start AVAILABLE DATA
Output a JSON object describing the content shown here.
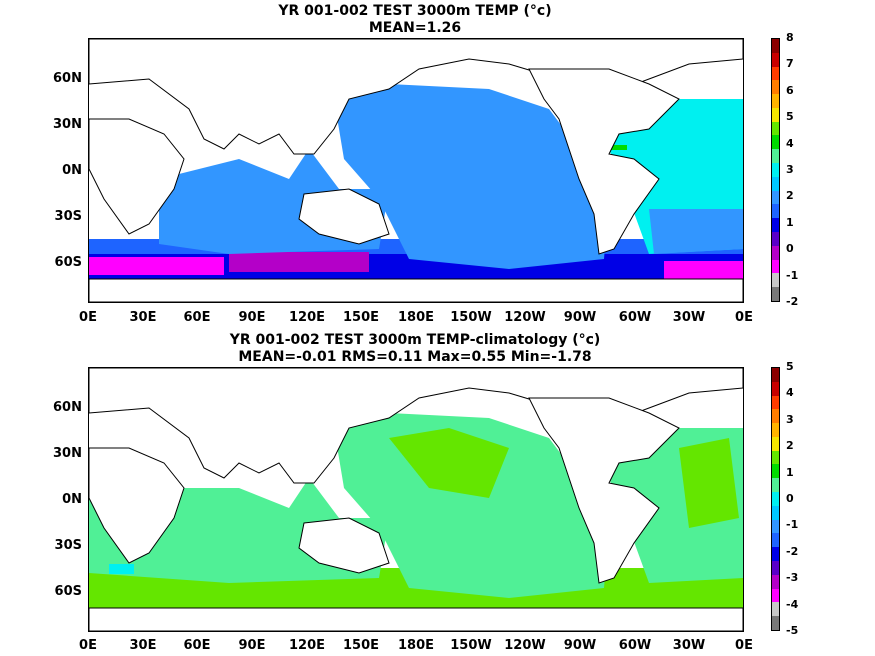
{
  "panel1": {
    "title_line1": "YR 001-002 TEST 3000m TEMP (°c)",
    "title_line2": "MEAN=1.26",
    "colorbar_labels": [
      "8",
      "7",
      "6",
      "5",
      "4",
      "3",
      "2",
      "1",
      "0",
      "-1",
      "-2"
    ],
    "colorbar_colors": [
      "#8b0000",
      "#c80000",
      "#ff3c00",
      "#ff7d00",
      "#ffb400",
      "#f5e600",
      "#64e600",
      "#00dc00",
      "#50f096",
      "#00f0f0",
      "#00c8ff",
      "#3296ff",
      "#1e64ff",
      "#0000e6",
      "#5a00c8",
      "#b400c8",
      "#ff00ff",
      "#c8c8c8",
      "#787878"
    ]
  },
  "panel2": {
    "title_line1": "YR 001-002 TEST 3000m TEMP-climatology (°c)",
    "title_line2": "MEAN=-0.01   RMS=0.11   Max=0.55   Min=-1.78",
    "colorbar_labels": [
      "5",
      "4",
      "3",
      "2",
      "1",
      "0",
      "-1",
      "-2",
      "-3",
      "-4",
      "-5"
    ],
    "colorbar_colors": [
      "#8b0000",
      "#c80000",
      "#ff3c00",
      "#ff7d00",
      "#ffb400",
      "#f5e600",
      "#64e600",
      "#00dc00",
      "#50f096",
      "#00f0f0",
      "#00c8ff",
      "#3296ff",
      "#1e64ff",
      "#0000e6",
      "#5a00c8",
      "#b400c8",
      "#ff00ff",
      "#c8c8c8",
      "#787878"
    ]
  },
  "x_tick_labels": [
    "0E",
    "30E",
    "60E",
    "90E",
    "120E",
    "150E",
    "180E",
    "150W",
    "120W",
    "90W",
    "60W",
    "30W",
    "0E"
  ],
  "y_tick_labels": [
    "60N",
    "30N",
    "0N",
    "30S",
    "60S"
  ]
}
end AVAILABLE DATA
start AVAILABLE DATA
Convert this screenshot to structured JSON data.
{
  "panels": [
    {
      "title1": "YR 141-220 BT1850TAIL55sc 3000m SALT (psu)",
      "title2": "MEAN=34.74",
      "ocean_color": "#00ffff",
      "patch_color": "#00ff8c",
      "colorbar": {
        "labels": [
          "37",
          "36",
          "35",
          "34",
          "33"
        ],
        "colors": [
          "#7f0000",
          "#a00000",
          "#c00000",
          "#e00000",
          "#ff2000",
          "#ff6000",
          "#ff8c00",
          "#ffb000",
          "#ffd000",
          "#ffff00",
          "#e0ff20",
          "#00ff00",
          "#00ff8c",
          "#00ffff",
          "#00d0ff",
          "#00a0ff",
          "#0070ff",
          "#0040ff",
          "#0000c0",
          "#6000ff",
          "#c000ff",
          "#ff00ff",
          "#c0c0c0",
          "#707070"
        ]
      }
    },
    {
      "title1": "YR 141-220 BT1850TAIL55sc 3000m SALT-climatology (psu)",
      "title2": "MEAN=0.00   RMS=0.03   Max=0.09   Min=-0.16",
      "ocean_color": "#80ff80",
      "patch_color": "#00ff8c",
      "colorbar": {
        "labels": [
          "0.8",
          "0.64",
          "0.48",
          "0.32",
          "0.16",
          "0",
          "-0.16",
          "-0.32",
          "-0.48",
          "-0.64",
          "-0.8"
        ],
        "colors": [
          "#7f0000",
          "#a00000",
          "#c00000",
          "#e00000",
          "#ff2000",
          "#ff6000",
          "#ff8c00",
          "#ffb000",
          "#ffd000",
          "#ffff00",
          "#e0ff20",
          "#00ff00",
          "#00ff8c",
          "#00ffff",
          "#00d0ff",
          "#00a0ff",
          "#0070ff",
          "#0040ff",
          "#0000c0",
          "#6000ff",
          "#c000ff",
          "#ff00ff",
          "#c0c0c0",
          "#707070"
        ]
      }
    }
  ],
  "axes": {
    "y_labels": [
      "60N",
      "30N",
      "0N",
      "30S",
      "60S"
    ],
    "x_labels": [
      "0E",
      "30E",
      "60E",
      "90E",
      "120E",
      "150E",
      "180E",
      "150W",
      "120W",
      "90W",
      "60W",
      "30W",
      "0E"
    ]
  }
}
end AVAILABLE DATA
(DIRECTIVE) Look above for every line with the word "JSON" and copy it.

(TASK RESULT)
Output a JSON object describing the content shown here.
Convert this screenshot to structured JSON data.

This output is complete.